*Exercise*. Show every line that has the string "JSON" in it.

•••

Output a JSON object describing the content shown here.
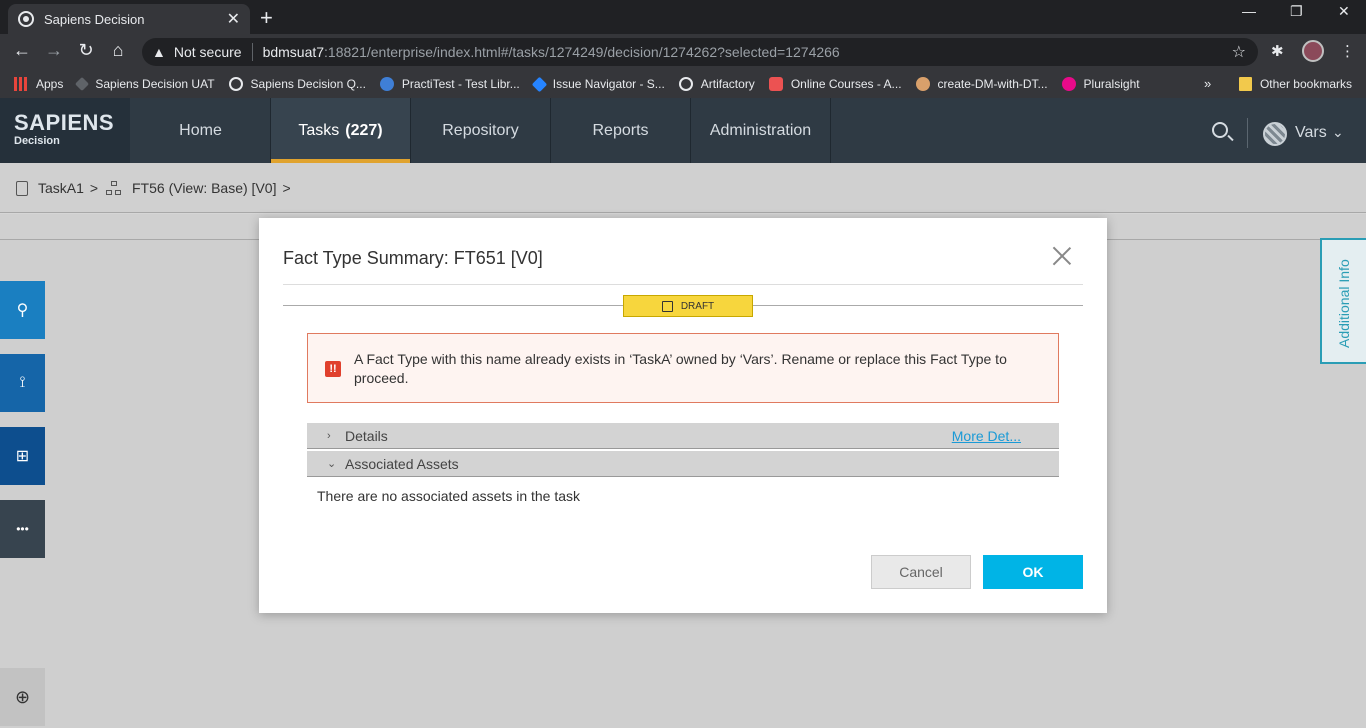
{
  "browser": {
    "tab_title": "Sapiens Decision",
    "tab_close": "✕",
    "new_tab": "+",
    "window_controls": [
      "—",
      "❐",
      "✕"
    ],
    "not_secure": "Not secure",
    "url_host": "bdmsuat7",
    "url_path": ":18821/enterprise/index.html#/tasks/1274249/decision/1274262?selected=1274266",
    "bookmarks": [
      {
        "label": "Apps",
        "icon": "apps-grid-icon",
        "color": "#e8453c"
      },
      {
        "label": "Sapiens Decision UAT",
        "icon": "diamond-icon",
        "color": "#5f6368"
      },
      {
        "label": "Sapiens Decision Q...",
        "icon": "globe-icon",
        "color": "#e8eaed"
      },
      {
        "label": "PractiTest - Test Libr...",
        "icon": "practitest-icon",
        "color": "#3f7fd6"
      },
      {
        "label": "Issue Navigator - S...",
        "icon": "jira-icon",
        "color": "#2684ff"
      },
      {
        "label": "Artifactory",
        "icon": "globe-icon",
        "color": "#e8eaed"
      },
      {
        "label": "Online Courses - A...",
        "icon": "udemy-icon",
        "color": "#ec5252"
      },
      {
        "label": "create-DM-with-DT...",
        "icon": "jenkins-icon",
        "color": "#d9a06b"
      },
      {
        "label": "Pluralsight",
        "icon": "pluralsight-icon",
        "color": "#e80a89"
      }
    ],
    "more_bookmarks": "»",
    "other_bookmarks": "Other bookmarks"
  },
  "app": {
    "logo_main": "SAPIENS",
    "logo_sub": "Decision",
    "nav": [
      {
        "label": "Home"
      },
      {
        "label": "Tasks",
        "count": "(227)"
      },
      {
        "label": "Repository"
      },
      {
        "label": "Reports"
      },
      {
        "label": "Administration"
      }
    ],
    "user": "Vars"
  },
  "breadcrumb": {
    "task": "TaskA1",
    "view": "FT56 (View: Base) [V0]",
    "sep": ">"
  },
  "sidebar": {
    "buttons": [
      {
        "icon": "stamp-icon",
        "glyph": "⚲",
        "color": "#1a7fc1"
      },
      {
        "icon": "test-tube-icon",
        "glyph": "⟟",
        "color": "#1565a8"
      },
      {
        "icon": "hierarchy-icon",
        "glyph": "⊞",
        "color": "#0d4e8e"
      },
      {
        "icon": "more-icon",
        "glyph": "•••",
        "color": "#37444f"
      }
    ],
    "zoom_glyph": "⊕"
  },
  "additional_info": "Additional Info",
  "modal": {
    "title": "Fact Type Summary: FT651 [V0]",
    "status": "DRAFT",
    "alert_icon": "!!",
    "alert": "A Fact Type with this name already exists in ‘TaskA’ owned by ‘Vars’. Rename or replace this Fact Type to proceed.",
    "sections": [
      {
        "label": "Details",
        "arrow": "›",
        "link": "More Det..."
      },
      {
        "label": "Associated Assets",
        "arrow": "⌄"
      }
    ],
    "no_assets": "There are no associated assets in the task",
    "cancel": "Cancel",
    "ok": "OK"
  }
}
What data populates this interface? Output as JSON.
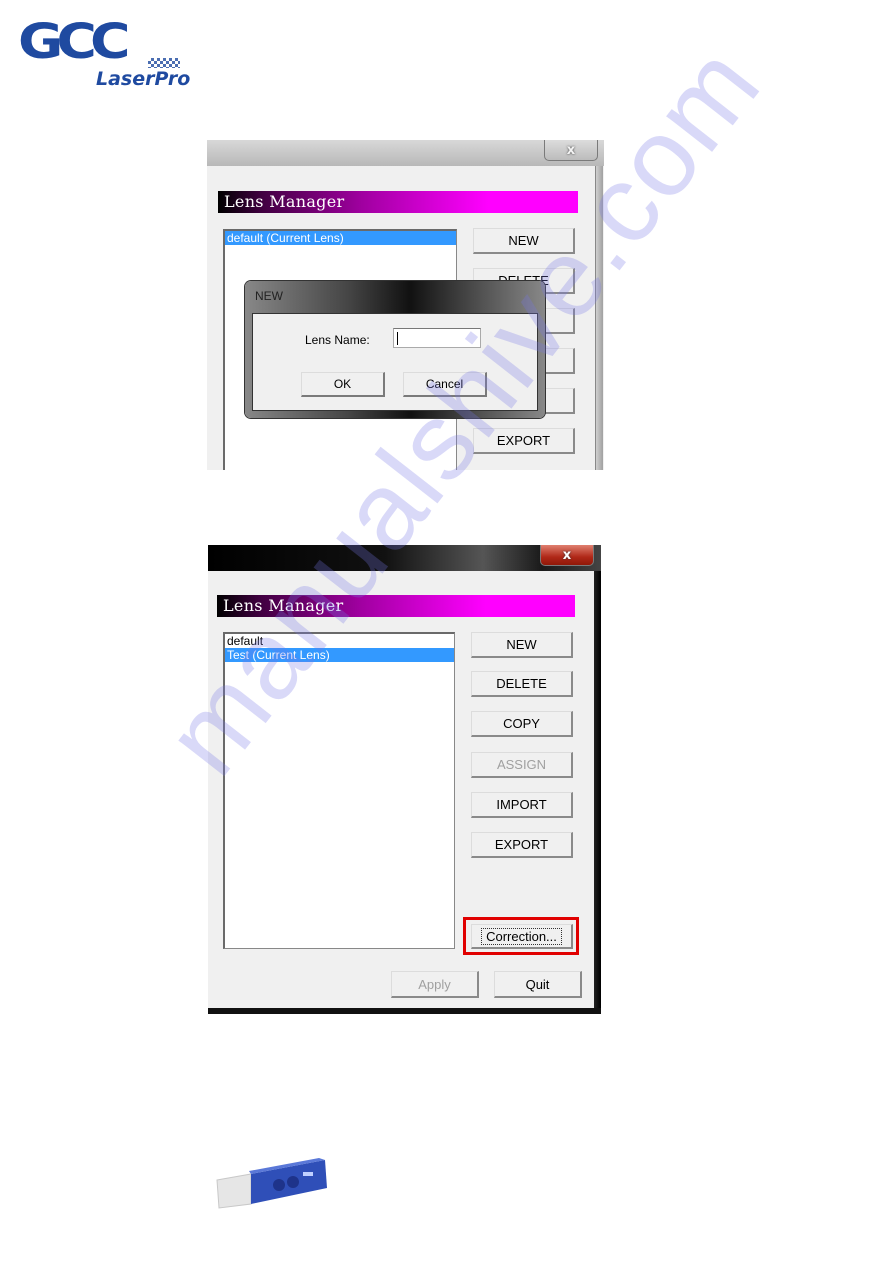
{
  "logo": {
    "brand": "GCC",
    "product": "LaserPro",
    "color": "#1f4aa0"
  },
  "screenshot1": {
    "close_label": "x",
    "banner_title": "Lens Manager",
    "list_items": [
      {
        "label": "default (Current Lens)",
        "selected": true
      }
    ],
    "buttons": [
      "NEW",
      "DELETE",
      "",
      "",
      "",
      "EXPORT"
    ],
    "dialog": {
      "title": "NEW",
      "field_label": "Lens Name:",
      "field_value": "",
      "ok_label": "OK",
      "cancel_label": "Cancel"
    }
  },
  "screenshot2": {
    "close_label": "x",
    "banner_title": "Lens Manager",
    "list_items": [
      {
        "label": "default",
        "selected": false
      },
      {
        "label": "Test (Current Lens)",
        "selected": true
      }
    ],
    "buttons": {
      "new": "NEW",
      "delete": "DELETE",
      "copy": "COPY",
      "assign": "ASSIGN",
      "import": "IMPORT",
      "export": "EXPORT",
      "correction": "Correction...",
      "apply": "Apply",
      "quit": "Quit"
    },
    "highlight_color": "#e00000"
  },
  "watermark": "manualshive.com",
  "colors": {
    "selection": "#3399ff",
    "banner_end": "#ff00ff"
  }
}
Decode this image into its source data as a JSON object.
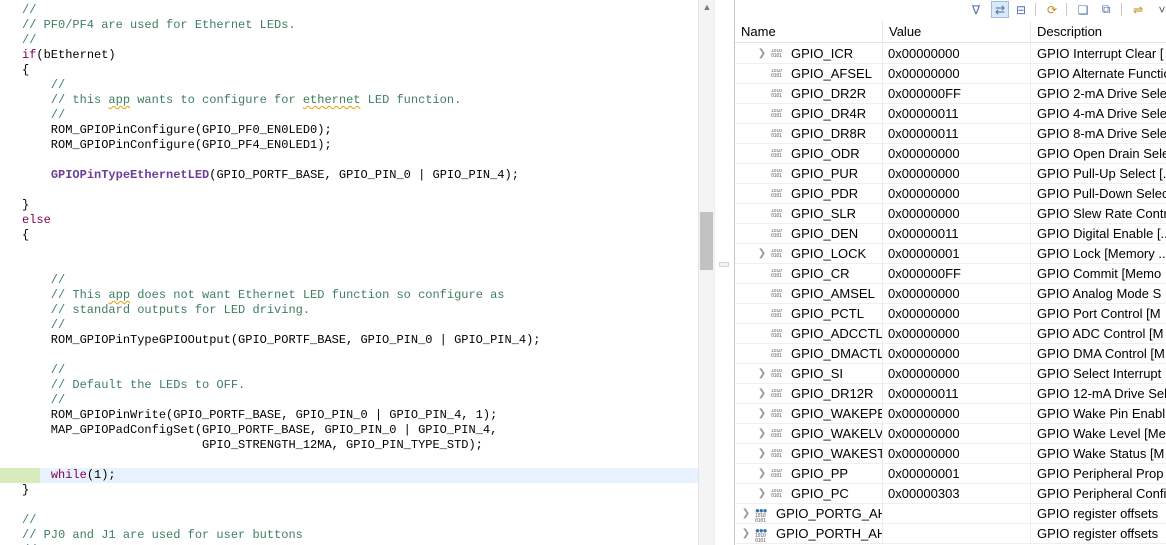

•••

*Answer to this problem*.
Output a JSON object describing the content shown here.
What data populates this interface? Output as JSON.
Decode this image into its source data as a JSON object.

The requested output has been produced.